What needs to be done:
Write out all records as given; omit images.

━━━━━━━━━━━━━━━━━━━━

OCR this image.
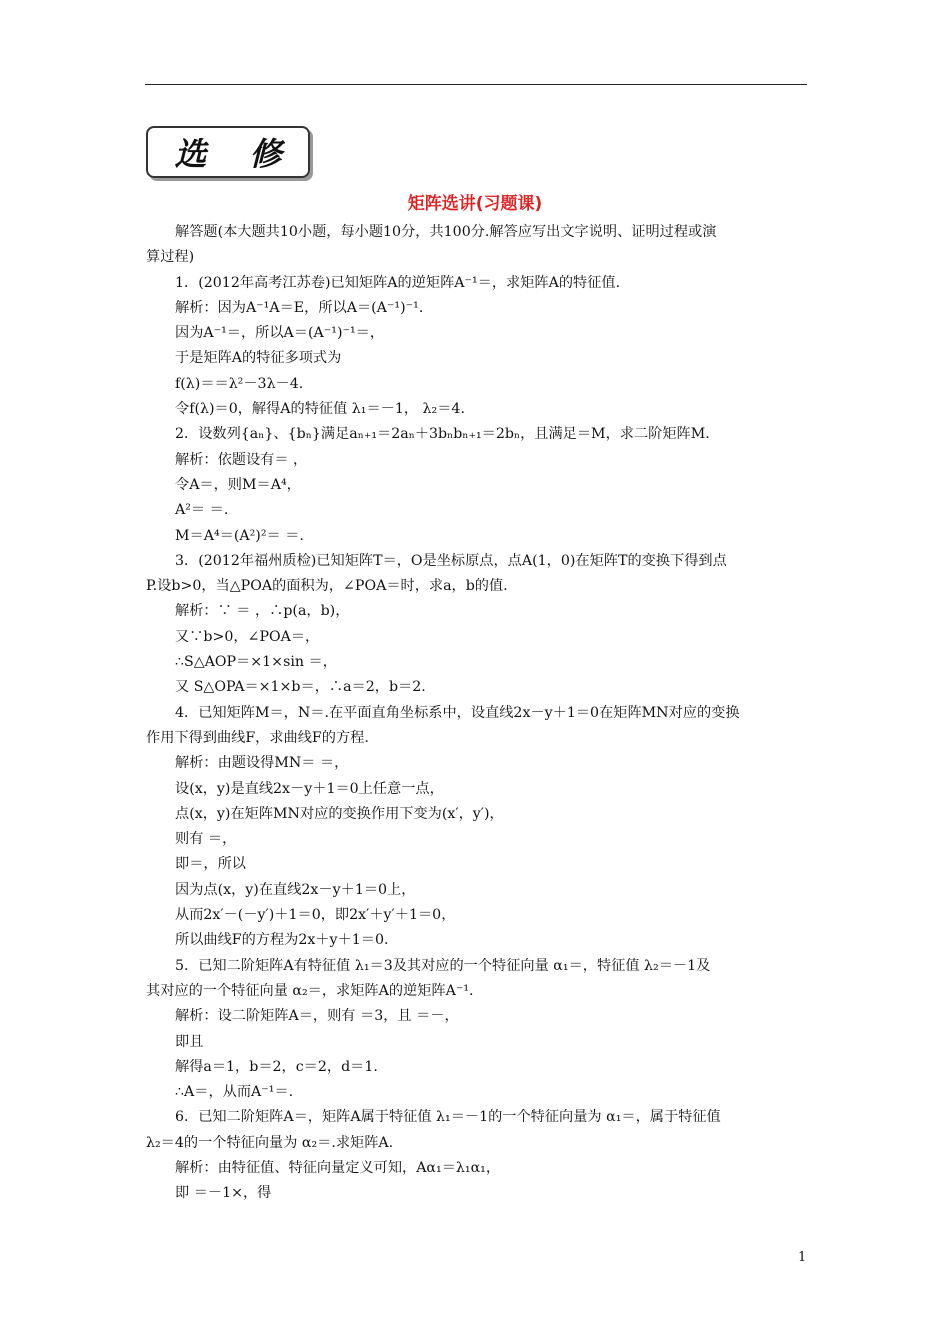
选 修
矩阵选讲(习题课)
解答题(本大题共10小题，每小题10分，共100分.解答应写出文字说明、证明过程或演
算过程)
1．(2012年高考江苏卷)已知矩阵A的逆矩阵A⁻¹＝，求矩阵A的特征值.
解析：因为A⁻¹A＝E，所以A＝(A⁻¹)⁻¹.
因为A⁻¹＝，所以A＝(A⁻¹)⁻¹＝，
于是矩阵A的特征多项式为
f(λ)＝＝λ²－3λ－4.
令f(λ)＝0，解得A的特征值 λ₁＝－1， λ₂＝4.
2．设数列{aₙ}、{bₙ}满足aₙ₊₁＝2aₙ＋3bₙbₙ₊₁＝2bₙ，且满足＝M，求二阶矩阵M.
解析：依题设有＝ ，
令A＝，则M＝A⁴，
A²＝ ＝.
M＝A⁴＝(A²)²＝ ＝.
3．(2012年福州质检)已知矩阵T＝，O是坐标原点，点A(1，0)在矩阵T的变换下得到点
P.设b>0，当△POA的面积为，∠POA＝时，求a，b的值.
解析：∵ ＝ ，∴p(a，b)，
又∵b>0，∠POA＝，
∴S△AOP＝×1×sin ＝，
又 S△OPA＝×1×b＝，∴a＝2，b＝2.
4．已知矩阵M＝，N＝.在平面直角坐标系中，设直线2x－y＋1＝0在矩阵MN对应的变换
作用下得到曲线F，求曲线F的方程.
解析：由题设得MN＝ ＝，
设(x，y)是直线2x－y＋1＝0上任意一点，
点(x，y)在矩阵MN对应的变换作用下变为(x′，y′)，
则有 ＝，
即＝，所以
因为点(x，y)在直线2x－y＋1＝0上，
从而2x′－(－y′)＋1＝0，即2x′＋y′＋1＝0，
所以曲线F的方程为2x＋y＋1＝0.
5．已知二阶矩阵A有特征值 λ₁＝3及其对应的一个特征向量 α₁＝，特征值 λ₂＝－1及
其对应的一个特征向量 α₂＝，求矩阵A的逆矩阵A⁻¹.
解析：设二阶矩阵A＝，则有 ＝3，且 ＝－，
即且
解得a＝1，b＝2，c＝2，d＝1.
∴A＝，从而A⁻¹＝.
6．已知二阶矩阵A＝，矩阵A属于特征值 λ₁＝－1的一个特征向量为 α₁＝，属于特征值
λ₂＝4的一个特征向量为 α₂＝.求矩阵A.
解析：由特征值、特征向量定义可知，Aα₁＝λ₁α₁，
即 ＝－1×，得
1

━━━━━━━━━━━━━━━━━━━━

Result of the task:
OCR this image.
选 修
矩阵选讲(习题课)
解答题(本大题共10小题，每小题10分，共100分.解答应写出文字说明、证明过程或演
算过程)
1．(2012年高考江苏卷)已知矩阵A的逆矩阵A⁻¹＝，求矩阵A的特征值.
解析：因为A⁻¹A＝E，所以A＝(A⁻¹)⁻¹.
因为A⁻¹＝，所以A＝(A⁻¹)⁻¹＝，
于是矩阵A的特征多项式为
f(λ)＝＝λ²－3λ－4.
令f(λ)＝0，解得A的特征值 λ₁＝－1， λ₂＝4.
2．设数列{aₙ}、{bₙ}满足aₙ₊₁＝2aₙ＋3bₙbₙ₊₁＝2bₙ，且满足＝M，求二阶矩阵M.
解析：依题设有＝ ，
令A＝，则M＝A⁴，
A²＝ ＝.
M＝A⁴＝(A²)²＝ ＝.
3．(2012年福州质检)已知矩阵T＝，O是坐标原点，点A(1，0)在矩阵T的变换下得到点
P.设b>0，当△POA的面积为，∠POA＝时，求a，b的值.
解析：∵ ＝ ，∴p(a，b)，
又∵b>0，∠POA＝，
∴S△AOP＝×1×sin ＝，
又 S△OPA＝×1×b＝，∴a＝2，b＝2.
4．已知矩阵M＝，N＝.在平面直角坐标系中，设直线2x－y＋1＝0在矩阵MN对应的变换
作用下得到曲线F，求曲线F的方程.
解析：由题设得MN＝ ＝，
设(x，y)是直线2x－y＋1＝0上任意一点，
点(x，y)在矩阵MN对应的变换作用下变为(x′，y′)，
则有 ＝，
即＝，所以
因为点(x，y)在直线2x－y＋1＝0上，
从而2x′－(－y′)＋1＝0，即2x′＋y′＋1＝0，
所以曲线F的方程为2x＋y＋1＝0.
5．已知二阶矩阵A有特征值 λ₁＝3及其对应的一个特征向量 α₁＝，特征值 λ₂＝－1及
其对应的一个特征向量 α₂＝，求矩阵A的逆矩阵A⁻¹.
解析：设二阶矩阵A＝，则有 ＝3，且 ＝－，
即且
解得a＝1，b＝2，c＝2，d＝1.
∴A＝，从而A⁻¹＝.
6．已知二阶矩阵A＝，矩阵A属于特征值 λ₁＝－1的一个特征向量为 α₁＝，属于特征值
λ₂＝4的一个特征向量为 α₂＝.求矩阵A.
解析：由特征值、特征向量定义可知，Aα₁＝λ₁α₁，
即 ＝－1×，得
1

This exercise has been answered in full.